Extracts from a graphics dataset
────────────────────────────────────────

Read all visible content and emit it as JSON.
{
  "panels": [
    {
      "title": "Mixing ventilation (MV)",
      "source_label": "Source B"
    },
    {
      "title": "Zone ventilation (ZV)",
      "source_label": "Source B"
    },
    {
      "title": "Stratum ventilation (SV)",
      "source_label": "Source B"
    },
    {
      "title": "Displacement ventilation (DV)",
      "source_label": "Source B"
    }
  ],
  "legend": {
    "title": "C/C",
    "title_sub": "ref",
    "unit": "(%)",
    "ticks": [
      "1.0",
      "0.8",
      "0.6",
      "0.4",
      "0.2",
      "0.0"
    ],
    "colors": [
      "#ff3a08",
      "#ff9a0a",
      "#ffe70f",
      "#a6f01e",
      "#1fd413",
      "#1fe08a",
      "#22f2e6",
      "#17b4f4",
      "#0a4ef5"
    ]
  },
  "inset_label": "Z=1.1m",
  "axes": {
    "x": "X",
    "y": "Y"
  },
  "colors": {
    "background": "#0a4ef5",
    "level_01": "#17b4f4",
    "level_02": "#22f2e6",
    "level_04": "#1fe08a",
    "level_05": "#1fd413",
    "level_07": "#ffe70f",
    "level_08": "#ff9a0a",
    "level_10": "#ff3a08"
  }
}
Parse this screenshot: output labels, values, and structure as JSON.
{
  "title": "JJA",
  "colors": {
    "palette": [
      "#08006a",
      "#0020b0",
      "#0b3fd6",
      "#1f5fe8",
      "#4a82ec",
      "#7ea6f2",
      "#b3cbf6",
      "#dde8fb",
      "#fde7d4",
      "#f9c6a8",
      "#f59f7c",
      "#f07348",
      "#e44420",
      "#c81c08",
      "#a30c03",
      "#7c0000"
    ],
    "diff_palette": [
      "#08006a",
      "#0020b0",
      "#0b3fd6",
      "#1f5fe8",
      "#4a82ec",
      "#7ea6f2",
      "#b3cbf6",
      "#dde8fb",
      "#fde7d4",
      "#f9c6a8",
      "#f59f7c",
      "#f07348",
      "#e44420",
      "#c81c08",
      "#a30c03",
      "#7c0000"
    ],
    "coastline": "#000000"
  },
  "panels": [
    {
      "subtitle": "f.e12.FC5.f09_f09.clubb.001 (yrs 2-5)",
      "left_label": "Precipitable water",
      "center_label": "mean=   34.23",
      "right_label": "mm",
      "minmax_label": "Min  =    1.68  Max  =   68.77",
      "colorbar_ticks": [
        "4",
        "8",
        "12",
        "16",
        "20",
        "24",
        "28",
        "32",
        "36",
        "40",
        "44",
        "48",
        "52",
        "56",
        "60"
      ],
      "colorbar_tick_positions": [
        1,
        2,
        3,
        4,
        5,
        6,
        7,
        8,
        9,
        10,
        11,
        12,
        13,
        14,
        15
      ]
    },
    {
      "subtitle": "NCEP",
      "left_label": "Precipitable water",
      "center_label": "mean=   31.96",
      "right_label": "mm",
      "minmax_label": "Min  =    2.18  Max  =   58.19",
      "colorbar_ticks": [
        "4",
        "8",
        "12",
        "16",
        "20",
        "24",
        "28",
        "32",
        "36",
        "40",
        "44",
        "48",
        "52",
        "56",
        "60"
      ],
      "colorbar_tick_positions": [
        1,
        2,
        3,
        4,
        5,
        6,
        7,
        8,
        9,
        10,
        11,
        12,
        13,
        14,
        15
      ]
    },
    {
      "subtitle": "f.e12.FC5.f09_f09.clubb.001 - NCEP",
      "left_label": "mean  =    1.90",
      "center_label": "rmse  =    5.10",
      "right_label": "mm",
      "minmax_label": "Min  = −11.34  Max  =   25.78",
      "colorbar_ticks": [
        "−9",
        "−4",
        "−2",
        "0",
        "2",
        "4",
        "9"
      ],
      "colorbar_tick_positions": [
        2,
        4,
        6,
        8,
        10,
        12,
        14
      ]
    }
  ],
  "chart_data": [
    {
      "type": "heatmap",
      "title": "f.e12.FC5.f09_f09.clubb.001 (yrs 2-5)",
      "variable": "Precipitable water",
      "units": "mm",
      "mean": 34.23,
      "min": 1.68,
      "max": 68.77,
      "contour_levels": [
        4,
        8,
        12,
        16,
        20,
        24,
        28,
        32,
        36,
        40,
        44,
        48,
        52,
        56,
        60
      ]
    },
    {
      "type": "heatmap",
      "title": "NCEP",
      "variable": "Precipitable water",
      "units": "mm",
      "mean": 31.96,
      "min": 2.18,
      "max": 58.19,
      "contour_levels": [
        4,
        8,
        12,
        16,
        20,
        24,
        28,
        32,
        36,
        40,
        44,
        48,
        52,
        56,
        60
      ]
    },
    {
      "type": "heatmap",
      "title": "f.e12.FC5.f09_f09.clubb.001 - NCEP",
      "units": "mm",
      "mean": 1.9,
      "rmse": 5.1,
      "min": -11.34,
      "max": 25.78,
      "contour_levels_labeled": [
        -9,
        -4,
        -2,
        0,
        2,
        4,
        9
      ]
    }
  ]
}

────────────────────────────────────────

PROBLEM TO SOLVE | Show every line from the entries above in which "ventilation" appears.

RESULT OF THIS TASK |
      "title": "Mixing ventilation (MV)",
      "title": "Zone ventilation (ZV)",
      "title": "Stratum ventilation (SV)",
      "title": "Displacement ventilation (DV)",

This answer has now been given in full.